Provide the records once more, identical to the original.

^^^^^^^^

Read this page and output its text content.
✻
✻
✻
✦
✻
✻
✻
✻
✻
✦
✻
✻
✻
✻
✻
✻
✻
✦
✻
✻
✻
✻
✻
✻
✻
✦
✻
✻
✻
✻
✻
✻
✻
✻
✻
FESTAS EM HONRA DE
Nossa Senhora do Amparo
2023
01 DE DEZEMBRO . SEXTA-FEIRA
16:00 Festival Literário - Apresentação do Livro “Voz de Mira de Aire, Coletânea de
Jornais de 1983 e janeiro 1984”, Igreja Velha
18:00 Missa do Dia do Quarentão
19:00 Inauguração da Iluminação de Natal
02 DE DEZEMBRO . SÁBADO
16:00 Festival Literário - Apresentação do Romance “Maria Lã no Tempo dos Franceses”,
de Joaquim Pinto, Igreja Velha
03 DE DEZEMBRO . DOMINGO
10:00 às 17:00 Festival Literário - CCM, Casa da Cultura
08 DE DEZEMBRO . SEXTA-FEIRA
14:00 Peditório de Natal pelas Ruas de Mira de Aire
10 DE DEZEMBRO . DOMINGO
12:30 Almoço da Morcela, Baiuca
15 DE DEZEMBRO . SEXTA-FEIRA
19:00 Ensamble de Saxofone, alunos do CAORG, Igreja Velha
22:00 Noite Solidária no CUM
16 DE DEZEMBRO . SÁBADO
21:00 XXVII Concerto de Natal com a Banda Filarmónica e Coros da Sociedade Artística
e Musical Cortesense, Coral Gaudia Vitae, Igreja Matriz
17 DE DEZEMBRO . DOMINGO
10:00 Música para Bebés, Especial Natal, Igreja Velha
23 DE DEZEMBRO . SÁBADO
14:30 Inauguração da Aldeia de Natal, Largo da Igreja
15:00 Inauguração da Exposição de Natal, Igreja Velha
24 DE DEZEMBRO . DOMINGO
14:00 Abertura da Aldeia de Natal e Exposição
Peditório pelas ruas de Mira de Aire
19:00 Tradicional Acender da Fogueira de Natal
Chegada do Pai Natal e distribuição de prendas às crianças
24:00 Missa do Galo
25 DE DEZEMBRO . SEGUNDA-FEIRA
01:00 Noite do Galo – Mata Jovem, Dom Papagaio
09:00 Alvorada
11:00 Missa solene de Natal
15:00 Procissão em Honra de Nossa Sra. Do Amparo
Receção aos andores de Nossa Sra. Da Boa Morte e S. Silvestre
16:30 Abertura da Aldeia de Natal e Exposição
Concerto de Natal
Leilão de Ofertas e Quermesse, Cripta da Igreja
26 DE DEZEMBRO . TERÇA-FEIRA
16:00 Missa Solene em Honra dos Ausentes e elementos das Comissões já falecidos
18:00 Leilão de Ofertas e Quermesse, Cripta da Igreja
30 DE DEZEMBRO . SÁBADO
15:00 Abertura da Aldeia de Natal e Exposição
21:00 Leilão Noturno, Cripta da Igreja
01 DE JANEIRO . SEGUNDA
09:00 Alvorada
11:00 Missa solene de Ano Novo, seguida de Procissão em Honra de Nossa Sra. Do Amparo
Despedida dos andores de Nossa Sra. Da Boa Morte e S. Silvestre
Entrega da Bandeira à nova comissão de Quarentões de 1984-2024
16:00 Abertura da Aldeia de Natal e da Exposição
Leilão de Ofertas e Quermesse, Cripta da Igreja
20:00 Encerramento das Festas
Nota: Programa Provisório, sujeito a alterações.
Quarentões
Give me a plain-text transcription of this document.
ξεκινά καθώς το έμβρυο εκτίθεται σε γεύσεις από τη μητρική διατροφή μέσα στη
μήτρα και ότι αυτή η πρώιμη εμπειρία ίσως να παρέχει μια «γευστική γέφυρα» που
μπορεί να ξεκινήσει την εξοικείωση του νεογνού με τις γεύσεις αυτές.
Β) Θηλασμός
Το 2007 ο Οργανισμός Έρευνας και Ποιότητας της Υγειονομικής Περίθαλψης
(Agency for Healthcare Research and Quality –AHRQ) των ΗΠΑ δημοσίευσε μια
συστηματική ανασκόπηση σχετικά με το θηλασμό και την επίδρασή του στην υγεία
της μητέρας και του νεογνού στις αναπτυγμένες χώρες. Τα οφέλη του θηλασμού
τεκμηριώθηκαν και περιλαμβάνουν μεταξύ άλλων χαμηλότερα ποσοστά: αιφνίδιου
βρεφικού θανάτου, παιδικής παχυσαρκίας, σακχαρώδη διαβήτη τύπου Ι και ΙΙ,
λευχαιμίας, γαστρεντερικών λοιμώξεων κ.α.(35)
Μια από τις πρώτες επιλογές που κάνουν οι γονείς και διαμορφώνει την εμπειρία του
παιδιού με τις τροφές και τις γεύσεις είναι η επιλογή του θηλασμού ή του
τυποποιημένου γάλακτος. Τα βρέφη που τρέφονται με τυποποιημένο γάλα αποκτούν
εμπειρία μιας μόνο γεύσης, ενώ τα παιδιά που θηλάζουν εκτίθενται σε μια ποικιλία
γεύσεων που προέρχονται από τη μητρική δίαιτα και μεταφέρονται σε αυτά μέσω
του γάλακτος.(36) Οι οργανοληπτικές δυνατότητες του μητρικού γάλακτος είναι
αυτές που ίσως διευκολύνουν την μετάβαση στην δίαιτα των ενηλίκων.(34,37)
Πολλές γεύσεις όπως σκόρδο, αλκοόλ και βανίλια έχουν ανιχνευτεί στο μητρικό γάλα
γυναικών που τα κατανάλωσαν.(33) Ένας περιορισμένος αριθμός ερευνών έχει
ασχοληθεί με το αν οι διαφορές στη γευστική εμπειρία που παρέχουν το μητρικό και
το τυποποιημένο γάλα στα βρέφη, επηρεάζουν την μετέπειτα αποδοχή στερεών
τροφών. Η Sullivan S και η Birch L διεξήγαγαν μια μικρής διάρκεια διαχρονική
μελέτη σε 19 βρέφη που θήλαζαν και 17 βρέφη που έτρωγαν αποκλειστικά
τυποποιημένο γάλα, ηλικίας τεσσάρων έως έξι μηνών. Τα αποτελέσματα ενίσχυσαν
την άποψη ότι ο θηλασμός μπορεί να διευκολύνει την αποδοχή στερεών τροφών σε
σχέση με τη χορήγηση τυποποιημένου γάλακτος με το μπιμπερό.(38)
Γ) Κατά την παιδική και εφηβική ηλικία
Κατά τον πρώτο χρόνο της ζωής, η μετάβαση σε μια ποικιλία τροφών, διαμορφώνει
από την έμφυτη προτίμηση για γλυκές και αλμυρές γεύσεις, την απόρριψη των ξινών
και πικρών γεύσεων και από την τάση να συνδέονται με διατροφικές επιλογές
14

^^^^^^^^

- [Exercise response]
Read this page and output its text content.
✻
✻
✻
✦
✻
✻
✻
✻
✻
✦
✻
✻
✻
✻
✻
✻
✻
✦
✻
✻
✻
✻
✻
✻
✻
✦
✻
✻
✻
✻
✻
✻
✻
✻
✻
FESTAS EM HONRA DE
Nossa Senhora do Amparo
2023
01 DE DEZEMBRO . SEXTA-FEIRA
16:00 Festival Literário - Apresentação do Livro “Voz de Mira de Aire, Coletânea de
Jornais de 1983 e janeiro 1984”, Igreja Velha
18:00 Missa do Dia do Quarentão
19:00 Inauguração da Iluminação de Natal
02 DE DEZEMBRO . SÁBADO
16:00 Festival Literário - Apresentação do Romance “Maria Lã no Tempo dos Franceses”,
de Joaquim Pinto, Igreja Velha
03 DE DEZEMBRO . DOMINGO
10:00 às 17:00 Festival Literário - CCM, Casa da Cultura
08 DE DEZEMBRO . SEXTA-FEIRA
14:00 Peditório de Natal pelas Ruas de Mira de Aire
10 DE DEZEMBRO . DOMINGO
12:30 Almoço da Morcela, Baiuca
15 DE DEZEMBRO . SEXTA-FEIRA
19:00 Ensamble de Saxofone, alunos do CAORG, Igreja Velha
22:00 Noite Solidária no CUM
16 DE DEZEMBRO . SÁBADO
21:00 XXVII Concerto de Natal com a Banda Filarmónica e Coros da Sociedade Artística
e Musical Cortesense, Coral Gaudia Vitae, Igreja Matriz
17 DE DEZEMBRO . DOMINGO
10:00 Música para Bebés, Especial Natal, Igreja Velha
23 DE DEZEMBRO . SÁBADO
14:30 Inauguração da Aldeia de Natal, Largo da Igreja
15:00 Inauguração da Exposição de Natal, Igreja Velha
24 DE DEZEMBRO . DOMINGO
14:00 Abertura da Aldeia de Natal e Exposição
Peditório pelas ruas de Mira de Aire
19:00 Tradicional Acender da Fogueira de Natal
Chegada do Pai Natal e distribuição de prendas às crianças
24:00 Missa do Galo
25 DE DEZEMBRO . SEGUNDA-FEIRA
01:00 Noite do Galo – Mata Jovem, Dom Papagaio
09:00 Alvorada
11:00 Missa solene de Natal
15:00 Procissão em Honra de Nossa Sra. Do Amparo
Receção aos andores de Nossa Sra. Da Boa Morte e S. Silvestre
16:30 Abertura da Aldeia de Natal e Exposição
Concerto de Natal
Leilão de Ofertas e Quermesse, Cripta da Igreja
26 DE DEZEMBRO . TERÇA-FEIRA
16:00 Missa Solene em Honra dos Ausentes e elementos das Comissões já falecidos
18:00 Leilão de Ofertas e Quermesse, Cripta da Igreja
30 DE DEZEMBRO . SÁBADO
15:00 Abertura da Aldeia de Natal e Exposição
21:00 Leilão Noturno, Cripta da Igreja
01 DE JANEIRO . SEGUNDA
09:00 Alvorada
11:00 Missa solene de Ano Novo, seguida de Procissão em Honra de Nossa Sra. Do Amparo
Despedida dos andores de Nossa Sra. Da Boa Morte e S. Silvestre
Entrega da Bandeira à nova comissão de Quarentões de 1984-2024
16:00 Abertura da Aldeia de Natal e da Exposição
Leilão de Ofertas e Quermesse, Cripta da Igreja
20:00 Encerramento das Festas
Nota: Programa Provisório, sujeito a alterações.
Quarentões
Give me a plain-text transcription of this document.
ξεκινά καθώς το έμβρυο εκτίθεται σε γεύσεις από τη μητρική διατροφή μέσα στη
μήτρα και ότι αυτή η πρώιμη εμπειρία ίσως να παρέχει μια «γευστική γέφυρα» που
μπορεί να ξεκινήσει την εξοικείωση του νεογνού με τις γεύσεις αυτές.
Β) Θηλασμός
Το 2007 ο Οργανισμός Έρευνας και Ποιότητας της Υγειονομικής Περίθαλψης
(Agency for Healthcare Research and Quality –AHRQ) των ΗΠΑ δημοσίευσε μια
συστηματική ανασκόπηση σχετικά με το θηλασμό και την επίδρασή του στην υγεία
της μητέρας και του νεογνού στις αναπτυγμένες χώρες. Τα οφέλη του θηλασμού
τεκμηριώθηκαν και περιλαμβάνουν μεταξύ άλλων χαμηλότερα ποσοστά: αιφνίδιου
βρεφικού θανάτου, παιδικής παχυσαρκίας, σακχαρώδη διαβήτη τύπου Ι και ΙΙ,
λευχαιμίας, γαστρεντερικών λοιμώξεων κ.α.(35)
Μια από τις πρώτες επιλογές που κάνουν οι γονείς και διαμορφώνει την εμπειρία του
παιδιού με τις τροφές και τις γεύσεις είναι η επιλογή του θηλασμού ή του
τυποποιημένου γάλακτος. Τα βρέφη που τρέφονται με τυποποιημένο γάλα αποκτούν
εμπειρία μιας μόνο γεύσης, ενώ τα παιδιά που θηλάζουν εκτίθενται σε μια ποικιλία
γεύσεων που προέρχονται από τη μητρική δίαιτα και μεταφέρονται σε αυτά μέσω
του γάλακτος.(36) Οι οργανοληπτικές δυνατότητες του μητρικού γάλακτος είναι
αυτές που ίσως διευκολύνουν την μετάβαση στην δίαιτα των ενηλίκων.(34,37)
Πολλές γεύσεις όπως σκόρδο, αλκοόλ και βανίλια έχουν ανιχνευτεί στο μητρικό γάλα
γυναικών που τα κατανάλωσαν.(33) Ένας περιορισμένος αριθμός ερευνών έχει
ασχοληθεί με το αν οι διαφορές στη γευστική εμπειρία που παρέχουν το μητρικό και
το τυποποιημένο γάλα στα βρέφη, επηρεάζουν την μετέπειτα αποδοχή στερεών
τροφών. Η Sullivan S και η Birch L διεξήγαγαν μια μικρής διάρκεια διαχρονική
μελέτη σε 19 βρέφη που θήλαζαν και 17 βρέφη που έτρωγαν αποκλειστικά
τυποποιημένο γάλα, ηλικίας τεσσάρων έως έξι μηνών. Τα αποτελέσματα ενίσχυσαν
την άποψη ότι ο θηλασμός μπορεί να διευκολύνει την αποδοχή στερεών τροφών σε
σχέση με τη χορήγηση τυποποιημένου γάλακτος με το μπιμπερό.(38)
Γ) Κατά την παιδική και εφηβική ηλικία
Κατά τον πρώτο χρόνο της ζωής, η μετάβαση σε μια ποικιλία τροφών, διαμορφώνει
από την έμφυτη προτίμηση για γλυκές και αλμυρές γεύσεις, την απόρριψη των ξινών
και πικρών γεύσεων και από την τάση να συνδέονται με διατροφικές επιλογές
14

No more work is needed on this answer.